What you should do | Check each line of the material below for "screenshot", then copy the ones that contain it.

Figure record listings
_ _ _ _

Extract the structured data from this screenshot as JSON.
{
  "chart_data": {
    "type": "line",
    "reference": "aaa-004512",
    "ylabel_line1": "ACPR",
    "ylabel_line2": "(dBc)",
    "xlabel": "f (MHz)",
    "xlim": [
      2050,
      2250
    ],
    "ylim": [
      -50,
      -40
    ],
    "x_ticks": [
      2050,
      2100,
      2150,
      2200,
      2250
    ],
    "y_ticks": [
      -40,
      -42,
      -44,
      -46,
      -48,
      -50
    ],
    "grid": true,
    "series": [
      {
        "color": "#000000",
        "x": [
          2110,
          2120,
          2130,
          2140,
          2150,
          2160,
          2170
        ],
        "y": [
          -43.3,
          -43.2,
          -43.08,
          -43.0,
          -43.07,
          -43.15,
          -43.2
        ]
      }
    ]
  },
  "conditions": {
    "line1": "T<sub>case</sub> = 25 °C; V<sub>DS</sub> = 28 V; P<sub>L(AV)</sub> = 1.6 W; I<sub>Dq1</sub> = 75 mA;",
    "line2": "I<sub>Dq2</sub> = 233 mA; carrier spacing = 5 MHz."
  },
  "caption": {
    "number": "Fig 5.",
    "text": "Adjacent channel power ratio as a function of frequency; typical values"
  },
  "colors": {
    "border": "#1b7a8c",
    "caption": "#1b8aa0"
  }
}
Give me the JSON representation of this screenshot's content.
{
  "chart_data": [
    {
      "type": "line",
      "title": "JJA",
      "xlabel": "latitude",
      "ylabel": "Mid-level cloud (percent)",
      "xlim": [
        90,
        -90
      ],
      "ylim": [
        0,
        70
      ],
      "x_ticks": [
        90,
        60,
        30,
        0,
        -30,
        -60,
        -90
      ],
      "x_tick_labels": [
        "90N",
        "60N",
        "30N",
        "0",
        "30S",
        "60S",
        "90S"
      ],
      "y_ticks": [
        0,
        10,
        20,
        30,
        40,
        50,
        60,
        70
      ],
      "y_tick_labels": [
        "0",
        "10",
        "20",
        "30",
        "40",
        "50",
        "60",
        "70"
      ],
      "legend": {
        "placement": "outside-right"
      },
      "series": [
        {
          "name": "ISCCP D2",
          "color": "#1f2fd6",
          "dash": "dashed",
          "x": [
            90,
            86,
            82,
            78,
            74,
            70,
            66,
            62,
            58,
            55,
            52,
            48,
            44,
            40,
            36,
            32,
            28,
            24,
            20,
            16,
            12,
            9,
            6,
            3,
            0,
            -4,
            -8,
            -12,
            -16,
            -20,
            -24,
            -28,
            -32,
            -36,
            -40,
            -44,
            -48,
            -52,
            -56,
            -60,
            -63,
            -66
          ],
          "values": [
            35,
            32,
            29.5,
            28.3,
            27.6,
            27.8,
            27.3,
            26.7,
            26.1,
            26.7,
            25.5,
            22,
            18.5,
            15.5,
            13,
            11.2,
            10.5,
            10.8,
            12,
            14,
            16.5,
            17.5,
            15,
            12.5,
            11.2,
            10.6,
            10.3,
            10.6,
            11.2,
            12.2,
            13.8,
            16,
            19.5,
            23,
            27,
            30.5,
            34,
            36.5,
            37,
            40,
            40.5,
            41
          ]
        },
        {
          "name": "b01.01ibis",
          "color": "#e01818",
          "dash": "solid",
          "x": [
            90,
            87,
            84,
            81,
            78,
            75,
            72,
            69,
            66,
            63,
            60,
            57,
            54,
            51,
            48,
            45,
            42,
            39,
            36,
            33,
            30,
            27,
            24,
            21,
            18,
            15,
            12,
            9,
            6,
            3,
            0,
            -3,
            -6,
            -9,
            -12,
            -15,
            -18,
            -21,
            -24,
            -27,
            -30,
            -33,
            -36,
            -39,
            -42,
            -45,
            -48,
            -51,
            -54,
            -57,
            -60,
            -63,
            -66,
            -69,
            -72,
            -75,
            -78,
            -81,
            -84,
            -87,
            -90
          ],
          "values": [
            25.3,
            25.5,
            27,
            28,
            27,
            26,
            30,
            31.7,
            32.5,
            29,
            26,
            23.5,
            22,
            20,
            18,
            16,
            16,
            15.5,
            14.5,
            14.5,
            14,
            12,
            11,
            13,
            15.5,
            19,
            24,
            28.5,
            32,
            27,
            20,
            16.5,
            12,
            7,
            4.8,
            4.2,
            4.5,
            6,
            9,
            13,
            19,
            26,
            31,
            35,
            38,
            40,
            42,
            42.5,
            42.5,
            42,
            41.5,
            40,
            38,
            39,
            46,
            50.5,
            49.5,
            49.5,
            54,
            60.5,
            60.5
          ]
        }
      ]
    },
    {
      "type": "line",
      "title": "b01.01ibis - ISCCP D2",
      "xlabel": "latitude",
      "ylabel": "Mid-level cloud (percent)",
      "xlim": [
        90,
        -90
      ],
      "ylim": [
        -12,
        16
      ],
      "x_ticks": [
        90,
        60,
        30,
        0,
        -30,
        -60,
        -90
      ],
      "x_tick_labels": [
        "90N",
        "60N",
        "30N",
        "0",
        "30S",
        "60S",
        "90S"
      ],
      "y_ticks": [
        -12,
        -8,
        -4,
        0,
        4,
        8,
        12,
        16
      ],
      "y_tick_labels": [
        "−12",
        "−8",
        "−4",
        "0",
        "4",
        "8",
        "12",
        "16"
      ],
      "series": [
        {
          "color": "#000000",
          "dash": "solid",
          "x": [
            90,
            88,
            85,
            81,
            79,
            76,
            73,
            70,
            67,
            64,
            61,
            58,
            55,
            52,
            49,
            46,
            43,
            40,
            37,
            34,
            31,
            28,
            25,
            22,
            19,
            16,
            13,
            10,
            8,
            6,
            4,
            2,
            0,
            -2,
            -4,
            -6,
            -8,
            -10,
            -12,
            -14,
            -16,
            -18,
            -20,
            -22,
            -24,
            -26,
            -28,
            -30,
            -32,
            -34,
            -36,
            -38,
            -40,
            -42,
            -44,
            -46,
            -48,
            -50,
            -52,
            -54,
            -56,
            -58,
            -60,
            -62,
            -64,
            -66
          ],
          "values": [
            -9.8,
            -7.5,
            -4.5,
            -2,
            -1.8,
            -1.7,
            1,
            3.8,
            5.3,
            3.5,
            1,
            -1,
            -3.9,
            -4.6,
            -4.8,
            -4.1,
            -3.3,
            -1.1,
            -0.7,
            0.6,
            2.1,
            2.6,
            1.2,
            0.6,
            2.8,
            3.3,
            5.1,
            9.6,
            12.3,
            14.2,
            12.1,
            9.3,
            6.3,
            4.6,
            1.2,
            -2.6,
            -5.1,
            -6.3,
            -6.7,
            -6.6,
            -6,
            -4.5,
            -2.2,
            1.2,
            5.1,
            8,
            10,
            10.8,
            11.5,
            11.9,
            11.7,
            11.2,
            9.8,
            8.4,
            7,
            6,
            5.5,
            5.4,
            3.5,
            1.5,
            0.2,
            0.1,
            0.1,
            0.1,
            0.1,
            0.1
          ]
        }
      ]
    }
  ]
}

_ _ _ _

Final result |
Extract the structured data from this screenshot as JSON.
Give me the JSON representation of this screenshot's content.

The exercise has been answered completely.